-------- Given data

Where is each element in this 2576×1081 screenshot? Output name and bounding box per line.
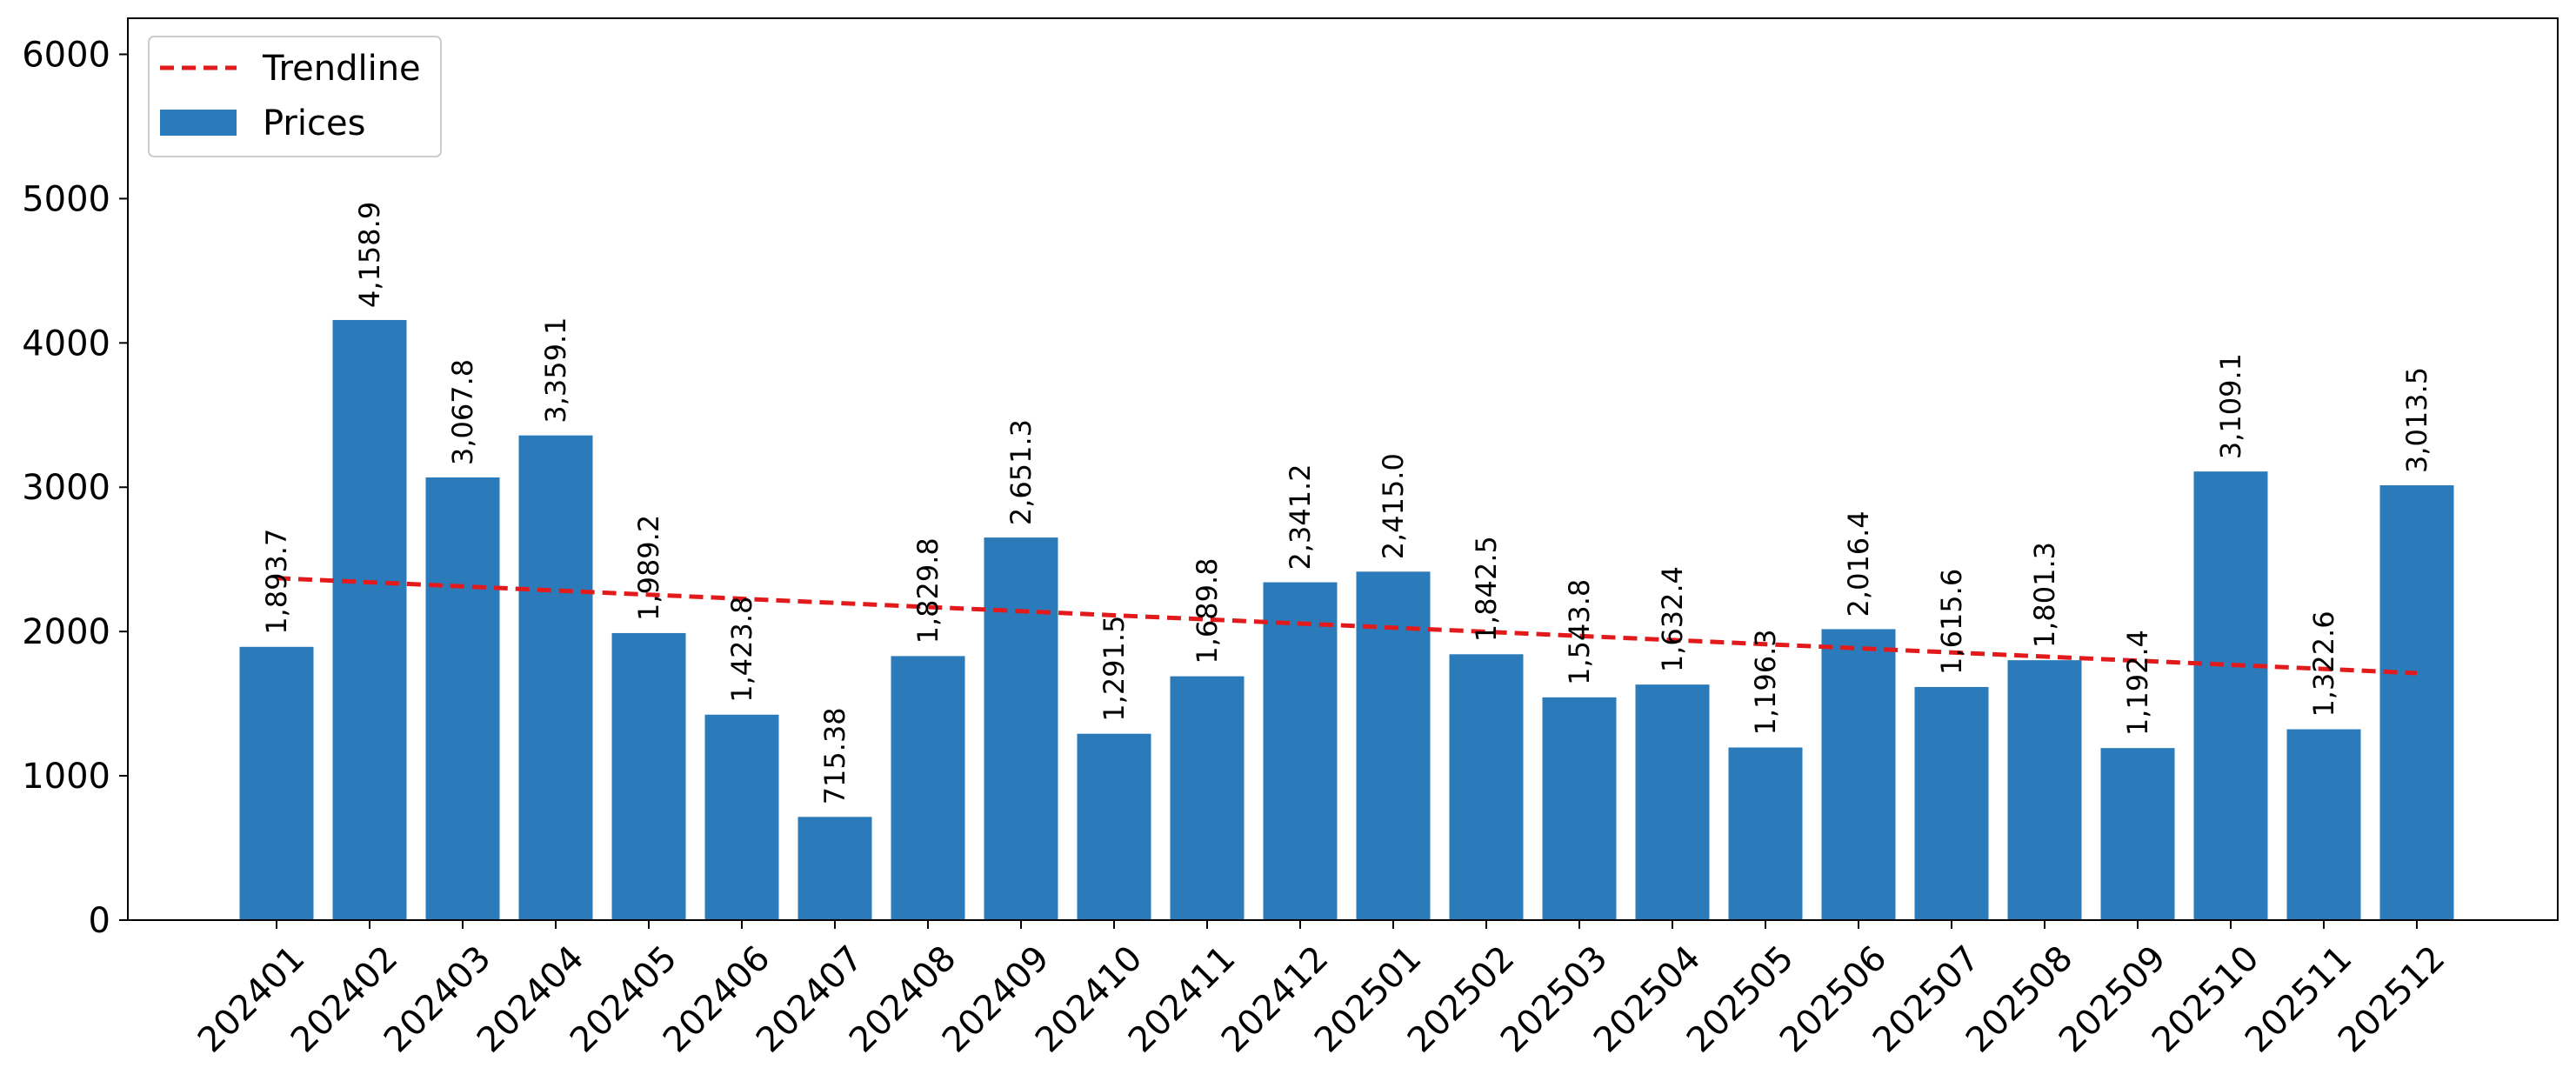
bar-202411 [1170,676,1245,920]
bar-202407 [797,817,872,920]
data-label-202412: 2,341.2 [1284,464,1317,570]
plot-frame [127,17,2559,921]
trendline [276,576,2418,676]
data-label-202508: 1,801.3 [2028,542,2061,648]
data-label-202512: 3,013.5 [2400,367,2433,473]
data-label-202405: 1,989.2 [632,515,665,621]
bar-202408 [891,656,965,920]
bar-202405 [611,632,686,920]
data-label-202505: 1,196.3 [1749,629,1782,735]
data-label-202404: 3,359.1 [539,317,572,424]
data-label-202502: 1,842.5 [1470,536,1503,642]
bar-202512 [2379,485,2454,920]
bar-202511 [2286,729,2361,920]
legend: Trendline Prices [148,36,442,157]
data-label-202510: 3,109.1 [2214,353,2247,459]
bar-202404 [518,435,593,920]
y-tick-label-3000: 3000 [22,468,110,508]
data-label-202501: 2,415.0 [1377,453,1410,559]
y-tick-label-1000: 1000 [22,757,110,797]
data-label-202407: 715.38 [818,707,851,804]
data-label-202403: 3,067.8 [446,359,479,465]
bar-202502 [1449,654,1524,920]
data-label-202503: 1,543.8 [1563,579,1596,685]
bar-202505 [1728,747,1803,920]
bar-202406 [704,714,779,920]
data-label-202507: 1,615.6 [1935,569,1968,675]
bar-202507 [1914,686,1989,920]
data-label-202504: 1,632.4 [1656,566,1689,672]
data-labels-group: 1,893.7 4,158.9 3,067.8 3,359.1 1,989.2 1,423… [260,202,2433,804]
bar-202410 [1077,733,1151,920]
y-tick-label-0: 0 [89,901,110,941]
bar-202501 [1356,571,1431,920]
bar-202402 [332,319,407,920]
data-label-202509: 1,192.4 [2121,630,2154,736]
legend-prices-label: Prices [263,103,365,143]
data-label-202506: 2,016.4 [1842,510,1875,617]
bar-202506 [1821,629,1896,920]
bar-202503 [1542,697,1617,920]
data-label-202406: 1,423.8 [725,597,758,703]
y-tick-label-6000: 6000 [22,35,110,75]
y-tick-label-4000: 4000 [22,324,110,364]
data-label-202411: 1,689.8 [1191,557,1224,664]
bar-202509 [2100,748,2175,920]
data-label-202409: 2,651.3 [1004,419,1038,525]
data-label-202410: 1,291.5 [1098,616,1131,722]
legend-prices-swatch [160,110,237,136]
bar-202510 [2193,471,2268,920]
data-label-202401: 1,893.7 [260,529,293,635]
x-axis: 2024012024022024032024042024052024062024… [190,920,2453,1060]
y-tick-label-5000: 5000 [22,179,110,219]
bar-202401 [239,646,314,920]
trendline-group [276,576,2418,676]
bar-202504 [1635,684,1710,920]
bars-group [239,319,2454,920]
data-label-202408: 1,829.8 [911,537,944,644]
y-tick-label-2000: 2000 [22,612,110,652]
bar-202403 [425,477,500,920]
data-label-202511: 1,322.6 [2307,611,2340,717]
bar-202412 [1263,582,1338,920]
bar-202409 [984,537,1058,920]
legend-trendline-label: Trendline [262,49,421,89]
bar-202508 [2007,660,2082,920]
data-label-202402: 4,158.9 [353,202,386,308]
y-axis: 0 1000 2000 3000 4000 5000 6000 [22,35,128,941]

----------------
-------- Given data

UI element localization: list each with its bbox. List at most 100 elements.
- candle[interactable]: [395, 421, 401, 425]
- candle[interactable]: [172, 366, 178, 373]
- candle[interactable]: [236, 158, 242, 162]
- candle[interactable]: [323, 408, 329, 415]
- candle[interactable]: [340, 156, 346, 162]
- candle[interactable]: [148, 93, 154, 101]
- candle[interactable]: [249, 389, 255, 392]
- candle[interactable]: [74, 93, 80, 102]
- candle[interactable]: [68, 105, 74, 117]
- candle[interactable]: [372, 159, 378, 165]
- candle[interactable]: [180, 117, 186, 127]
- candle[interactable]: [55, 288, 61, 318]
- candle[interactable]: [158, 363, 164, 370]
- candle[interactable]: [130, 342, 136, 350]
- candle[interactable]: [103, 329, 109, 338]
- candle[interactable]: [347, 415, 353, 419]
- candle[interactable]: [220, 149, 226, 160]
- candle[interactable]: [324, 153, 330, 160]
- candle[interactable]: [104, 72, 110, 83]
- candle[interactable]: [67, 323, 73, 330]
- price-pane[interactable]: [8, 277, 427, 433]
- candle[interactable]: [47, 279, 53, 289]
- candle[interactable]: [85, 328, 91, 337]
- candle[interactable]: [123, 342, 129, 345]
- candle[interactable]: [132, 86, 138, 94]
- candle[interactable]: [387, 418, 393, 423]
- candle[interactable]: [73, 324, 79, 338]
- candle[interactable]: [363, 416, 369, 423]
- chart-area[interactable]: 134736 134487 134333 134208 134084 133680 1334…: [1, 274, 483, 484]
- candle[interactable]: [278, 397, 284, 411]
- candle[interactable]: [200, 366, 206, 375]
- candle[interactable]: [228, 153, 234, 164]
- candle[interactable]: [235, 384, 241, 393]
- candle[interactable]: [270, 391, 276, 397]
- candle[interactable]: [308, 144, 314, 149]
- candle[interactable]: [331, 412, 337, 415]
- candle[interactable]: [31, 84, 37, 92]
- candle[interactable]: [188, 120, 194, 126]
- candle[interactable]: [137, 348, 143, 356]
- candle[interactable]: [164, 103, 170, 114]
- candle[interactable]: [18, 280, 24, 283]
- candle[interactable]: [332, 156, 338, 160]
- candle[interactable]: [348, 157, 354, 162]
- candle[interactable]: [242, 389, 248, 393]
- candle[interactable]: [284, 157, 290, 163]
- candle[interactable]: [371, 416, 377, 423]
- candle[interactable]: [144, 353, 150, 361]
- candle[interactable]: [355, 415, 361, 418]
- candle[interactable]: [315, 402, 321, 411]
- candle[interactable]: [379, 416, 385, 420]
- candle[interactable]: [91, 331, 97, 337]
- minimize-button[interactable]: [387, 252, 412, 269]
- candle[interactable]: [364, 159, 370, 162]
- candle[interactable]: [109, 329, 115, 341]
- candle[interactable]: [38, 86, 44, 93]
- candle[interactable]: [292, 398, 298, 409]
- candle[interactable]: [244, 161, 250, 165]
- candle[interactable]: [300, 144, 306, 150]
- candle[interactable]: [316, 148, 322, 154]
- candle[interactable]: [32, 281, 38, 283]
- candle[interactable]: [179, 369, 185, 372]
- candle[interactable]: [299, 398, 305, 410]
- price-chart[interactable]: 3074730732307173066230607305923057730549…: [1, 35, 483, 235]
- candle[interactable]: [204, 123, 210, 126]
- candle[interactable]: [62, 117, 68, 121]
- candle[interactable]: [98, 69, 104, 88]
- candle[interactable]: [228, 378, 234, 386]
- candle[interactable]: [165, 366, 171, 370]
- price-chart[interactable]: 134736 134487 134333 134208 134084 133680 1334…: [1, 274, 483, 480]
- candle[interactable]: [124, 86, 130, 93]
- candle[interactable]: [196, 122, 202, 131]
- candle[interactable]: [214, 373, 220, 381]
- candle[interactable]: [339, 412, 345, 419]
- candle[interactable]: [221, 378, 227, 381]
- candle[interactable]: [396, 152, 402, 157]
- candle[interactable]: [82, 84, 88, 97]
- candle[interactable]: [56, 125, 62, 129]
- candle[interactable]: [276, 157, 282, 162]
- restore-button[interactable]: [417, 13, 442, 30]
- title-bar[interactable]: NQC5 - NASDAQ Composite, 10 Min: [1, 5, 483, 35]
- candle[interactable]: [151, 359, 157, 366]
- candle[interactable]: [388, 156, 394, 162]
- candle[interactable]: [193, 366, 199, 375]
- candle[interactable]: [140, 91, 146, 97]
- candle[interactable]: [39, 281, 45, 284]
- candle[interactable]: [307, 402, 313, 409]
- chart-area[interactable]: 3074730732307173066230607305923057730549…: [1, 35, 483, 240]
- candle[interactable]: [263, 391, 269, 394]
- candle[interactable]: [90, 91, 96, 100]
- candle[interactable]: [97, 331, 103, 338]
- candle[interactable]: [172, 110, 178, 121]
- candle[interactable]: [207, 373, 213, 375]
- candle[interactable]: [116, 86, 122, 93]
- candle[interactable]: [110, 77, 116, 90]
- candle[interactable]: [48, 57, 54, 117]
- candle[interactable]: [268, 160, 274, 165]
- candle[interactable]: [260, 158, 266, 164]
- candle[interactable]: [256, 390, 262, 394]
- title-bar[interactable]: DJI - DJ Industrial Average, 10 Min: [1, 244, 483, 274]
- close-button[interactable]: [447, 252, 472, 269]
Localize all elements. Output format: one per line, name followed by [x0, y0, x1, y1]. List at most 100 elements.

----------------

§ Set task: Write out everything in the listing from the line containing "UI element localization: list" down to the line containing "- candle[interactable]: [180, 117, 186, 127]", both included, reproducing those lines unchanged.

§ Output below:
UI element localization: list each with its bbox. List at most 100 elements.
- candle[interactable]: [395, 421, 401, 425]
- candle[interactable]: [172, 366, 178, 373]
- candle[interactable]: [236, 158, 242, 162]
- candle[interactable]: [323, 408, 329, 415]
- candle[interactable]: [340, 156, 346, 162]
- candle[interactable]: [148, 93, 154, 101]
- candle[interactable]: [249, 389, 255, 392]
- candle[interactable]: [74, 93, 80, 102]
- candle[interactable]: [68, 105, 74, 117]
- candle[interactable]: [372, 159, 378, 165]
- candle[interactable]: [180, 117, 186, 127]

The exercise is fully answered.